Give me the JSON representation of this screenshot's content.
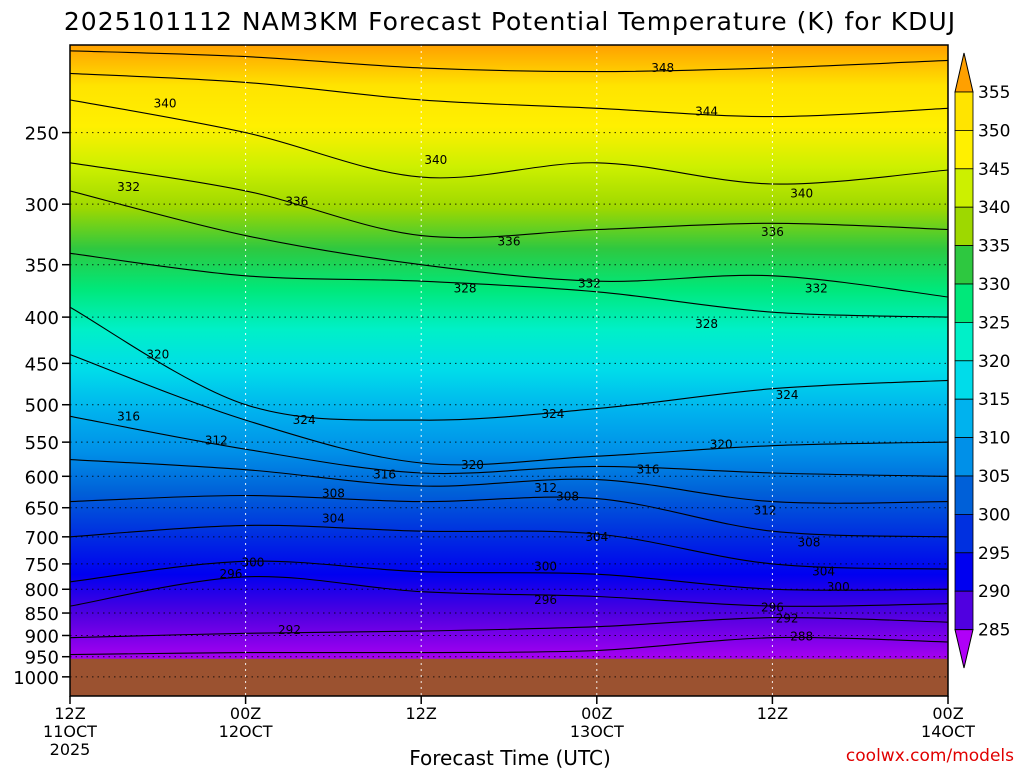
{
  "chart_data": {
    "type": "heatmap",
    "title": "2025101112 NAM3KM Forecast Potential Temperature (K) for KDUJ",
    "xlabel": "Forecast Time (UTC)",
    "ylabel": "",
    "credit": "coolwx.com/models",
    "y_scale": "pressure (log-p, hPa)",
    "ylim": [
      1050,
      200
    ],
    "y_ticks": [
      250,
      300,
      350,
      400,
      450,
      500,
      550,
      600,
      650,
      700,
      750,
      800,
      850,
      900,
      950,
      1000
    ],
    "x_range_hours": [
      0,
      60
    ],
    "x_ticks": [
      {
        "hour": 0,
        "l1": "12Z",
        "l2": "11OCT",
        "l3": "2025"
      },
      {
        "hour": 12,
        "l1": "00Z",
        "l2": "12OCT",
        "l3": ""
      },
      {
        "hour": 24,
        "l1": "12Z",
        "l2": "",
        "l3": ""
      },
      {
        "hour": 36,
        "l1": "00Z",
        "l2": "13OCT",
        "l3": ""
      },
      {
        "hour": 48,
        "l1": "12Z",
        "l2": "",
        "l3": ""
      },
      {
        "hour": 60,
        "l1": "00Z",
        "l2": "14OCT",
        "l3": ""
      }
    ],
    "ground_level_hpa": 955,
    "ground_color": "#9b5230",
    "colorbar": {
      "units": "K",
      "levels": [
        355,
        350,
        345,
        340,
        335,
        330,
        325,
        320,
        315,
        310,
        305,
        300,
        295,
        290,
        285
      ],
      "colors": [
        "#ffe400",
        "#fff000",
        "#ccf000",
        "#9ed800",
        "#2ec840",
        "#00e87a",
        "#00f0c8",
        "#00dcea",
        "#00b2ee",
        "#0090e8",
        "#0060d8",
        "#0030e0",
        "#0000f0",
        "#5000e0",
        "#a000f0"
      ],
      "top_color": "#ffa000",
      "bottom_color": "#b000f8"
    },
    "isotherm_series": [
      {
        "name": "288",
        "values": [
          {
            "h": 0,
            "p": 945
          },
          {
            "h": 12,
            "p": 940
          },
          {
            "h": 24,
            "p": 940
          },
          {
            "h": 36,
            "p": 935
          },
          {
            "h": 48,
            "p": 905
          },
          {
            "h": 60,
            "p": 915
          }
        ]
      },
      {
        "name": "292",
        "values": [
          {
            "h": 0,
            "p": 905
          },
          {
            "h": 12,
            "p": 895
          },
          {
            "h": 24,
            "p": 890
          },
          {
            "h": 36,
            "p": 880
          },
          {
            "h": 48,
            "p": 860
          },
          {
            "h": 60,
            "p": 870
          }
        ]
      },
      {
        "name": "296",
        "values": [
          {
            "h": 0,
            "p": 835
          },
          {
            "h": 12,
            "p": 775
          },
          {
            "h": 24,
            "p": 805
          },
          {
            "h": 36,
            "p": 815
          },
          {
            "h": 48,
            "p": 835
          },
          {
            "h": 60,
            "p": 830
          }
        ]
      },
      {
        "name": "300",
        "values": [
          {
            "h": 0,
            "p": 785
          },
          {
            "h": 12,
            "p": 745
          },
          {
            "h": 24,
            "p": 765
          },
          {
            "h": 36,
            "p": 770
          },
          {
            "h": 48,
            "p": 800
          },
          {
            "h": 60,
            "p": 800
          }
        ]
      },
      {
        "name": "304",
        "values": [
          {
            "h": 0,
            "p": 700
          },
          {
            "h": 12,
            "p": 680
          },
          {
            "h": 24,
            "p": 690
          },
          {
            "h": 36,
            "p": 695
          },
          {
            "h": 48,
            "p": 750
          },
          {
            "h": 60,
            "p": 760
          }
        ]
      },
      {
        "name": "308",
        "values": [
          {
            "h": 0,
            "p": 640
          },
          {
            "h": 12,
            "p": 630
          },
          {
            "h": 24,
            "p": 640
          },
          {
            "h": 36,
            "p": 635
          },
          {
            "h": 48,
            "p": 690
          },
          {
            "h": 60,
            "p": 700
          }
        ]
      },
      {
        "name": "312",
        "values": [
          {
            "h": 0,
            "p": 575
          },
          {
            "h": 12,
            "p": 590
          },
          {
            "h": 24,
            "p": 615
          },
          {
            "h": 36,
            "p": 605
          },
          {
            "h": 48,
            "p": 640
          },
          {
            "h": 60,
            "p": 640
          }
        ]
      },
      {
        "name": "316",
        "values": [
          {
            "h": 0,
            "p": 515
          },
          {
            "h": 12,
            "p": 560
          },
          {
            "h": 24,
            "p": 595
          },
          {
            "h": 36,
            "p": 585
          },
          {
            "h": 48,
            "p": 595
          },
          {
            "h": 60,
            "p": 600
          }
        ]
      },
      {
        "name": "320",
        "values": [
          {
            "h": 0,
            "p": 440
          },
          {
            "h": 12,
            "p": 520
          },
          {
            "h": 24,
            "p": 580
          },
          {
            "h": 36,
            "p": 570
          },
          {
            "h": 48,
            "p": 555
          },
          {
            "h": 60,
            "p": 550
          }
        ]
      },
      {
        "name": "324",
        "values": [
          {
            "h": 0,
            "p": 390
          },
          {
            "h": 12,
            "p": 500
          },
          {
            "h": 24,
            "p": 520
          },
          {
            "h": 36,
            "p": 505
          },
          {
            "h": 48,
            "p": 480
          },
          {
            "h": 60,
            "p": 470
          }
        ]
      },
      {
        "name": "328",
        "values": [
          {
            "h": 0,
            "p": 340
          },
          {
            "h": 12,
            "p": 360
          },
          {
            "h": 24,
            "p": 365
          },
          {
            "h": 36,
            "p": 375
          },
          {
            "h": 48,
            "p": 395
          },
          {
            "h": 60,
            "p": 400
          }
        ]
      },
      {
        "name": "332",
        "values": [
          {
            "h": 0,
            "p": 290
          },
          {
            "h": 12,
            "p": 325
          },
          {
            "h": 24,
            "p": 350
          },
          {
            "h": 36,
            "p": 365
          },
          {
            "h": 48,
            "p": 360
          },
          {
            "h": 60,
            "p": 380
          }
        ]
      },
      {
        "name": "336",
        "values": [
          {
            "h": 0,
            "p": 270
          },
          {
            "h": 12,
            "p": 290
          },
          {
            "h": 24,
            "p": 325
          },
          {
            "h": 36,
            "p": 320
          },
          {
            "h": 48,
            "p": 315
          },
          {
            "h": 60,
            "p": 320
          }
        ]
      },
      {
        "name": "340",
        "values": [
          {
            "h": 0,
            "p": 230
          },
          {
            "h": 12,
            "p": 250
          },
          {
            "h": 24,
            "p": 280
          },
          {
            "h": 36,
            "p": 270
          },
          {
            "h": 48,
            "p": 285
          },
          {
            "h": 60,
            "p": 275
          }
        ]
      },
      {
        "name": "344",
        "values": [
          {
            "h": 0,
            "p": 215
          },
          {
            "h": 12,
            "p": 220
          },
          {
            "h": 24,
            "p": 230
          },
          {
            "h": 36,
            "p": 235
          },
          {
            "h": 48,
            "p": 240
          },
          {
            "h": 60,
            "p": 235
          }
        ]
      },
      {
        "name": "348",
        "values": [
          {
            "h": 0,
            "p": 203
          },
          {
            "h": 12,
            "p": 206
          },
          {
            "h": 24,
            "p": 212
          },
          {
            "h": 36,
            "p": 214
          },
          {
            "h": 48,
            "p": 212
          },
          {
            "h": 60,
            "p": 208
          }
        ]
      }
    ],
    "contour_labels": [
      {
        "text": "348",
        "h": 40.5,
        "p": 212
      },
      {
        "text": "340",
        "h": 6.5,
        "p": 232
      },
      {
        "text": "344",
        "h": 43.5,
        "p": 237
      },
      {
        "text": "340",
        "h": 25,
        "p": 268
      },
      {
        "text": "332",
        "h": 4,
        "p": 287
      },
      {
        "text": "336",
        "h": 15.5,
        "p": 298
      },
      {
        "text": "340",
        "h": 50,
        "p": 292
      },
      {
        "text": "336",
        "h": 30,
        "p": 330
      },
      {
        "text": "336",
        "h": 48,
        "p": 322
      },
      {
        "text": "328",
        "h": 27,
        "p": 372
      },
      {
        "text": "332",
        "h": 35.5,
        "p": 367
      },
      {
        "text": "332",
        "h": 51,
        "p": 372
      },
      {
        "text": "328",
        "h": 43.5,
        "p": 407
      },
      {
        "text": "320",
        "h": 6,
        "p": 440
      },
      {
        "text": "316",
        "h": 4,
        "p": 515
      },
      {
        "text": "324",
        "h": 16,
        "p": 520
      },
      {
        "text": "324",
        "h": 33,
        "p": 512
      },
      {
        "text": "324",
        "h": 49,
        "p": 488
      },
      {
        "text": "312",
        "h": 10,
        "p": 548
      },
      {
        "text": "320",
        "h": 27.5,
        "p": 583
      },
      {
        "text": "320",
        "h": 44.5,
        "p": 553
      },
      {
        "text": "316",
        "h": 21.5,
        "p": 597
      },
      {
        "text": "316",
        "h": 39.5,
        "p": 590
      },
      {
        "text": "312",
        "h": 32.5,
        "p": 618
      },
      {
        "text": "308",
        "h": 18,
        "p": 627
      },
      {
        "text": "308",
        "h": 34,
        "p": 632
      },
      {
        "text": "312",
        "h": 47.5,
        "p": 655
      },
      {
        "text": "304",
        "h": 18,
        "p": 668
      },
      {
        "text": "304",
        "h": 36,
        "p": 700
      },
      {
        "text": "308",
        "h": 50.5,
        "p": 710
      },
      {
        "text": "300",
        "h": 12.5,
        "p": 747
      },
      {
        "text": "300",
        "h": 32.5,
        "p": 755
      },
      {
        "text": "296",
        "h": 11,
        "p": 770
      },
      {
        "text": "304",
        "h": 51.5,
        "p": 765
      },
      {
        "text": "300",
        "h": 52.5,
        "p": 795
      },
      {
        "text": "296",
        "h": 32.5,
        "p": 822
      },
      {
        "text": "296",
        "h": 48,
        "p": 838
      },
      {
        "text": "292",
        "h": 49,
        "p": 862
      },
      {
        "text": "292",
        "h": 15,
        "p": 888
      },
      {
        "text": "288",
        "h": 50,
        "p": 902
      }
    ]
  }
}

= = = = = = =

◆ Exercise prompt
In the entries above, find lines with "Forecast" and copy each.

◆ Task result
    "title": "2025101112 NAM3KM Forecast Potential Temperature (K) for KDUJ",
    "xlabel": "Forecast Time (UTC)",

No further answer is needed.